■ **AIM**
Filter the records below for the word "this". Copy each line that holds it.

┄┄┄┄┄┄

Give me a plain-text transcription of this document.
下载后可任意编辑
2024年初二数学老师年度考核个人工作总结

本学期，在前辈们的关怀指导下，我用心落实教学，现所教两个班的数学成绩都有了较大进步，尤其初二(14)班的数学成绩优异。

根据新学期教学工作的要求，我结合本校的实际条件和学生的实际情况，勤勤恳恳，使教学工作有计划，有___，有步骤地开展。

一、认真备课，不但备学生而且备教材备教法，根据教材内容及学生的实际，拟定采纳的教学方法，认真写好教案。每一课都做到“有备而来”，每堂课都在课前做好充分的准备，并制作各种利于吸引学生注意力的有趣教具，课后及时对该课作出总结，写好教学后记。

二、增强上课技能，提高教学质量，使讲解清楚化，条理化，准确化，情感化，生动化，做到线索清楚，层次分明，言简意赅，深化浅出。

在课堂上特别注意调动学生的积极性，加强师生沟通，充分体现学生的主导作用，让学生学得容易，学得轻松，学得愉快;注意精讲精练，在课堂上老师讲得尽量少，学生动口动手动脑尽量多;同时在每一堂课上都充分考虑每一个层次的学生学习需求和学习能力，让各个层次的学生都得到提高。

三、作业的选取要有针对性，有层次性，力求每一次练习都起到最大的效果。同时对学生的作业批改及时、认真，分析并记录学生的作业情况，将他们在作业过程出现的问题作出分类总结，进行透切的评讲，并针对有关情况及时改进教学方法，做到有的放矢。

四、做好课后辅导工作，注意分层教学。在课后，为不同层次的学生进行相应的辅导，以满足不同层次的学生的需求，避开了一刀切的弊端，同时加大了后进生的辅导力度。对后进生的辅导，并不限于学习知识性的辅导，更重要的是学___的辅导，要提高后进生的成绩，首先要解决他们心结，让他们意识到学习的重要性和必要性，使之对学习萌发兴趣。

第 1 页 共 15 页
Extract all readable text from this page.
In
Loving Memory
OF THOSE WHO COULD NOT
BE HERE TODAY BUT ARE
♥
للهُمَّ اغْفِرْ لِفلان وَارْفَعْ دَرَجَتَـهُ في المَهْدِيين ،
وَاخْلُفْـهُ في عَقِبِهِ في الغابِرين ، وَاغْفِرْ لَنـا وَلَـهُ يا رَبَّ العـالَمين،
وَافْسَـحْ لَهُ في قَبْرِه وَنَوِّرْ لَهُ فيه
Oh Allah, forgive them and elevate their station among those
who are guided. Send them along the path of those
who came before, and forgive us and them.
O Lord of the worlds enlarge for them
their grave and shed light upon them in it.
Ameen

┄┄┄┄┄┄

■ **FINISHED EXERCISE**
Give me a plain-text transcription of this document.
Extract all readable text from this page.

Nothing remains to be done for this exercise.